* [Document segment]:

□ □ □ □

Monday, April 28, 2014

Eurosceptic takedown





Sunday, April 27, 2014

The Stone Roses in Marple

Made of Stone, the Shane Meadows film on the Stone Roses, was on telly last week. It brought back loads of memories about this important and totemic band. I never managed to see them live; I was living abroad the first time round and didn't fancy braving the flying bottles of piss at Heaton Park.
I don't actually think Ian Brown has a good enough voice to carry a big concert - he has the charisma and the Bez-like sense of timing that holds it together.
Anyway, towards the end of the film there's an interlude about the difficult days of recording Second Coming. Archive footage shows them arriving in a studio in Bury and hanging out at a house in Marple (above). Press cutting here and here pick up the story.
I froze the frame above and could recognise that view straight away - in fact, I narrowed it down to a small number of houses on Strines Road. Coincidentally, it's only a few hundred yards from where Tony Wilson grew up.
A little bit of digging has pinpointed the exact spot and that it was loaned to them by a guy called Derek Bull. There is no more to say, no more to pry. And there is no blue plaque. 

Saturday, April 19, 2014

Ear Ere Records - the greatest record shop ever

Today is Record Store Day. It's brought back a flood of nostalgia for the greatest record store that ever existed.

Anyone who remembers 'Ear 'Ere In Lancaster knows what I mean. It was a cosier and friendlier version of the record shop in Nick Hornby's Hi-Fidelity. It was also where you could get tickets for gigs at all kinds of places around the North of England.

But from my early forays in there after school, to look meaningfully at prog album covers from the likes of Genesis and King Crimson, to the more serious record buyer I became it was the centre of my world.

I remember going in as a young teen one Saturday and looking through the racks. Some lad approached me and asked me what music I liked. He was probably just being friendly, but it seemed at the time to be the equivalent of the "got the time, mate?" question at a concert or football match. So I bolted and caught up with my Mum on Lancaster market. Back then there was a ferocious mob called the Marsh Mods who had lined up outside punk gigs and battered anyone in sight. Then there was the Morecambe Punks who would use belts and chains to mash anyone who crossed them. We developed myths and scare stories about the violence these gangs would inflict on you. Most of it wildly exaggerated, but it hung over you and was a caution not to stray too far from safety.

But in reality Ear Ere was safe neutral ground. As I became more confident (cocky?) I became a regular in there. You could listen on the headphones by the counter, get recommendations from the staff, especially one character who worked there called Malcolm. The manager was Roger, or to most of us "beardie". A nostalgic Facebook post earlier has elicited the comment from an old mate that these guys had as big a stamp on his musical DNA as John Peel.

You could put your name down to pre-order records and it was the first time I'd use a nickname rather than my surname with adults. I remember a few of us sneaking out at lunch break from school to buy Going Underground by The Jam in 1980. Swaggering back in with possession of the fastest selling single of that era.

I used to be in awe of people who would ask for rare records that they didn't have in stock, but would get the staff working hard looking through books and old stock lists and seeing if they could try and order it for you. They'd also sell fanzines,  a few t-shirts and badges, some they'd even give away, but mostly it was shifting units in the golden age of pop music.

And these plastic bags were such a status symbol around school. You'd cart your school books to lessons in an 'Ear 'Ere bag, the height of cool, but woefully impractical for such a purpose.

□ □ □ □

* [Data section]:
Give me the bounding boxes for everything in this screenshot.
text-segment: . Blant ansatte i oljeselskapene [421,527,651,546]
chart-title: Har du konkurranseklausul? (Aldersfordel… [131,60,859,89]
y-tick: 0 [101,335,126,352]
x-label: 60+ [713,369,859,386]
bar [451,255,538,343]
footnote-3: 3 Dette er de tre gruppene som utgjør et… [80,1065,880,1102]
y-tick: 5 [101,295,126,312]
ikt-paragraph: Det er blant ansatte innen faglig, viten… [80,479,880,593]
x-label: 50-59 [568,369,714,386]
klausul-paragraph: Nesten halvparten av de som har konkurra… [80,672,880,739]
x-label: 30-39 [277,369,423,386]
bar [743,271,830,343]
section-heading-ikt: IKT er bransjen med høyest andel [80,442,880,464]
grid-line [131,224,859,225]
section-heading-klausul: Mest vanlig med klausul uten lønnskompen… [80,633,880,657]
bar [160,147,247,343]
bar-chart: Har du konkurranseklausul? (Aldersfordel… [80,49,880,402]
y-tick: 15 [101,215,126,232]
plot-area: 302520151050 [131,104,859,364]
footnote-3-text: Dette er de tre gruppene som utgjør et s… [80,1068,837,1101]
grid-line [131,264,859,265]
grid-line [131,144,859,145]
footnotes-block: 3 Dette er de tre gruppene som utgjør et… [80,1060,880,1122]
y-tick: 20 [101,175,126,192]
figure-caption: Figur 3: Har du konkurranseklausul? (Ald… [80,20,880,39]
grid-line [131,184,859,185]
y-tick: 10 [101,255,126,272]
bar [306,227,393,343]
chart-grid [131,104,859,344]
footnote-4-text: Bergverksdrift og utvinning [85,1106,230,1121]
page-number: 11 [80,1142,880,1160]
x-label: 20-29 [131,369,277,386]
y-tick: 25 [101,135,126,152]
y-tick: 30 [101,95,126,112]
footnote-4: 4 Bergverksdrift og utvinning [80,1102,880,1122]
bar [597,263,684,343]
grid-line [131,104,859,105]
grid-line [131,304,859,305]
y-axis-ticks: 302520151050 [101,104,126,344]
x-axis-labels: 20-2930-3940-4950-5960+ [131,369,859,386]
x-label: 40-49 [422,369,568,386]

□ □ □ □

From the blog text, set down the stretch from "Sunday, April 27, 2014" through "holds it together." word for word. The entries have nothing to do with the blog text.

* [Expected output]:
Sunday, April 27, 2014

The Stone Roses in Marple

Made of Stone, the Shane Meadows film on the Stone Roses, was on telly last week. It brought back loads of memories about this important and totemic band. I never managed to see them live; I was living abroad the first time round and didn't fancy braving the flying bottles of piss at Heaton Park.
I don't actually think Ian Brown has a good enough voice to carry a big concert - he has the charisma and the Bez-like sense of timing that holds it together.